Task description: Reproduce all the material exactly, minus any pictures it holds.

## Begin

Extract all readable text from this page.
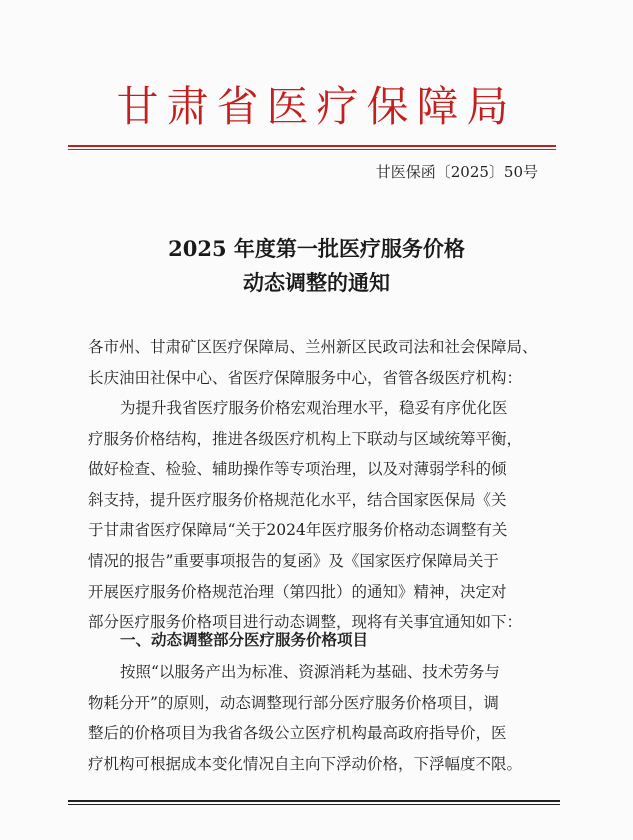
甘肃省医疗保障局
甘医保函〔2025〕50号
2025 年度第一批医疗服务价格
动态调整的通知

各市州、甘肃矿区医疗保障局、兰州新区民政司法和社会保障局、

长庆油田社保中心、省医疗保障服务中心，省管各级医疗机构：

为提升我省医疗服务价格宏观治理水平，稳妥有序优化医

疗服务价格结构，推进各级医疗机构上下联动与区域统筹平衡，

做好检查、检验、辅助操作等专项治理，以及对薄弱学科的倾

斜支持，提升医疗服务价格规范化水平，结合国家医保局《关

于甘肃省医疗保障局“关于2024年医疗服务价格动态调整有关

情况的报告”重要事项报告的复函》及《国家医疗保障局关于

开展医疗服务价格规范治理（第四批）的通知》精神，决定对

部分医疗服务价格项目进行动态调整，现将有关事宜通知如下：

一、动态调整部分医疗服务价格项目

按照“以服务产出为标准、资源消耗为基础、技术劳务与

物耗分开”的原则，动态调整现行部分医疗服务价格项目，调

整后的价格项目为我省各级公立医疗机构最高政府指导价，医

疗机构可根据成本变化情况自主向下浮动价格，下浮幅度不限。
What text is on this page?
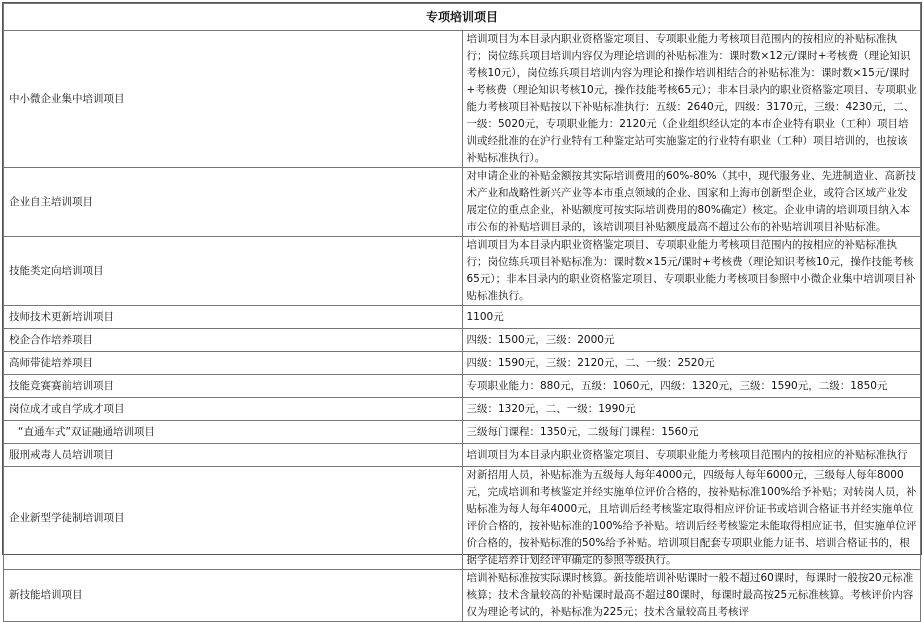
专项培训项目	
中小微企业集中培训项目	培训项目为本目录内职业资格鉴定项目、专项职业能力考核项目范围内的按相应的补贴标准执行；岗位练兵项目培训内容仅为理论培训的补贴标准为：课时数×12元/课时+考核费（理论知识考核10元），岗位练兵项目培训内容为理论和操作培训相结合的补贴标准为：课时数×15元/课时+考核费（理论知识考核10元，操作技能考核65元）；非本目录内的职业资格鉴定项目、专项职业能力考核项目补贴按以下补贴标准执行：五级：2640元，四级：3170元，三级：4230元，二、一级：5020元，专项职业能力：2120元（企业组织经认定的本市企业特有职业（工种）项目培训或经批准的在沪行业特有工种鉴定站可实施鉴定的行业特有职业（工种）项目培训的，也按该补贴标准执行）。
企业自主培训项目	对申请企业的补贴金额按其实际培训费用的60%-80%（其中，现代服务业、先进制造业、高新技术产业和战略性新兴产业等本市重点领域的企业、国家和上海市创新型企业，或符合区域产业发展定位的重点企业，补贴额度可按实际培训费用的80%确定）核定。企业申请的培训项目纳入本市公布的补贴培训目录的，该培训项目补贴额度最高不超过公布的补贴培训项目补贴标准。
技能类定向培训项目	培训项目为本目录内职业资格鉴定项目、专项职业能力考核项目范围内的按相应的补贴标准执行；岗位练兵项目补贴标准为：课时数×15元/课时+考核费（理论知识考核10元，操作技能考核65元）；非本目录内的职业资格鉴定项目、专项职业能力考核项目参照中小微企业集中培训项目补贴标准执行。
技师技术更新培训项目	1100元
校企合作培养项目	四级：1500元，三级：2000元
高师带徒培养项目	四级：1590元，三级：2120元，二、一级：2520元
技能竞赛赛前培训项目	专项职业能力：880元，五级：1060元，四级：1320元，三级：1590元，二级：1850元
岗位成才或自学成才项目	三级：1320元，二、一级：1990元
“直通车式”双证融通培训项目	三级每门课程：1350元，二级每门课程：1560元
服刑戒毒人员培训项目	培训项目为本目录内职业资格鉴定项目、专项职业能力考核项目范围内的按相应的补贴标准执行
企业新型学徒制培训项目	对新招用人员，补贴标准为五级每人每年4000元，四级每人每年6000元，三级每人每年8000元，完成培训和考核鉴定并经实施单位评价合格的，按补贴标准100%给予补贴；对转岗人员，补贴标准为每人每年4000元，且培训后经考核鉴定取得相应评价证书或培训合格证书并经实施单位评价合格的，按补贴标准的100%给予补贴。培训后经考核鉴定未能取得相应证书，但实施单位评价合格的，按补贴标准的50%给予补贴。培训项目配套专项职业能力证书、培训合格证书的，根据学徒培养计划经评审确定的参照等级执行。
新技能培训项目	培训补贴标准按实际课时核算。新技能培训补贴课时一般不超过60课时，每课时一般按20元标准核算；技术含量较高的补贴课时最高不超过80课时，每课时最高按25元标准核算。考核评价内容仅为理论考试的，补贴标准为225元；技术含量较高且考核评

## End

Response below:
Extract all readable text from this page.
甘肃省医疗保障局
甘医保函〔2025〕50号
2025 年度第一批医疗服务价格
动态调整的通知

各市州、甘肃矿区医疗保障局、兰州新区民政司法和社会保障局、

长庆油田社保中心、省医疗保障服务中心，省管各级医疗机构：

为提升我省医疗服务价格宏观治理水平，稳妥有序优化医

疗服务价格结构，推进各级医疗机构上下联动与区域统筹平衡，

做好检查、检验、辅助操作等专项治理，以及对薄弱学科的倾

斜支持，提升医疗服务价格规范化水平，结合国家医保局《关

于甘肃省医疗保障局“关于2024年医疗服务价格动态调整有关

情况的报告”重要事项报告的复函》及《国家医疗保障局关于

开展医疗服务价格规范治理（第四批）的通知》精神，决定对

部分医疗服务价格项目进行动态调整，现将有关事宜通知如下：

一、动态调整部分医疗服务价格项目

按照“以服务产出为标准、资源消耗为基础、技术劳务与

物耗分开”的原则，动态调整现行部分医疗服务价格项目，调

整后的价格项目为我省各级公立医疗机构最高政府指导价，医

疗机构可根据成本变化情况自主向下浮动价格，下浮幅度不限。
What text is on this page?
专项培训项目	
中小微企业集中培训项目	培训项目为本目录内职业资格鉴定项目、专项职业能力考核项目范围内的按相应的补贴标准执行；岗位练兵项目培训内容仅为理论培训的补贴标准为：课时数×12元/课时+考核费（理论知识考核10元），岗位练兵项目培训内容为理论和操作培训相结合的补贴标准为：课时数×15元/课时+考核费（理论知识考核10元，操作技能考核65元）；非本目录内的职业资格鉴定项目、专项职业能力考核项目补贴按以下补贴标准执行：五级：2640元，四级：3170元，三级：4230元，二、一级：5020元，专项职业能力：2120元（企业组织经认定的本市企业特有职业（工种）项目培训或经批准的在沪行业特有工种鉴定站可实施鉴定的行业特有职业（工种）项目培训的，也按该补贴标准执行）。
企业自主培训项目	对申请企业的补贴金额按其实际培训费用的60%-80%（其中，现代服务业、先进制造业、高新技术产业和战略性新兴产业等本市重点领域的企业、国家和上海市创新型企业，或符合区域产业发展定位的重点企业，补贴额度可按实际培训费用的80%确定）核定。企业申请的培训项目纳入本市公布的补贴培训目录的，该培训项目补贴额度最高不超过公布的补贴培训项目补贴标准。
技能类定向培训项目	培训项目为本目录内职业资格鉴定项目、专项职业能力考核项目范围内的按相应的补贴标准执行；岗位练兵项目补贴标准为：课时数×15元/课时+考核费（理论知识考核10元，操作技能考核65元）；非本目录内的职业资格鉴定项目、专项职业能力考核项目参照中小微企业集中培训项目补贴标准执行。
技师技术更新培训项目	1100元
校企合作培养项目	四级：1500元，三级：2000元
高师带徒培养项目	四级：1590元，三级：2120元，二、一级：2520元
技能竞赛赛前培训项目	专项职业能力：880元，五级：1060元，四级：1320元，三级：1590元，二级：1850元
岗位成才或自学成才项目	三级：1320元，二、一级：1990元
“直通车式”双证融通培训项目	三级每门课程：1350元，二级每门课程：1560元
服刑戒毒人员培训项目	培训项目为本目录内职业资格鉴定项目、专项职业能力考核项目范围内的按相应的补贴标准执行
企业新型学徒制培训项目	对新招用人员，补贴标准为五级每人每年4000元，四级每人每年6000元，三级每人每年8000元，完成培训和考核鉴定并经实施单位评价合格的，按补贴标准100%给予补贴；对转岗人员，补贴标准为每人每年4000元，且培训后经考核鉴定取得相应评价证书或培训合格证书并经实施单位评价合格的，按补贴标准的100%给予补贴。培训后经考核鉴定未能取得相应证书，但实施单位评价合格的，按补贴标准的50%给予补贴。培训项目配套专项职业能力证书、培训合格证书的，根据学徒培养计划经评审确定的参照等级执行。
新技能培训项目	培训补贴标准按实际课时核算。新技能培训补贴课时一般不超过60课时，每课时一般按20元标准核算；技术含量较高的补贴课时最高不超过80课时，每课时最高按25元标准核算。考核评价内容仅为理论考试的，补贴标准为225元；技术含量较高且考核评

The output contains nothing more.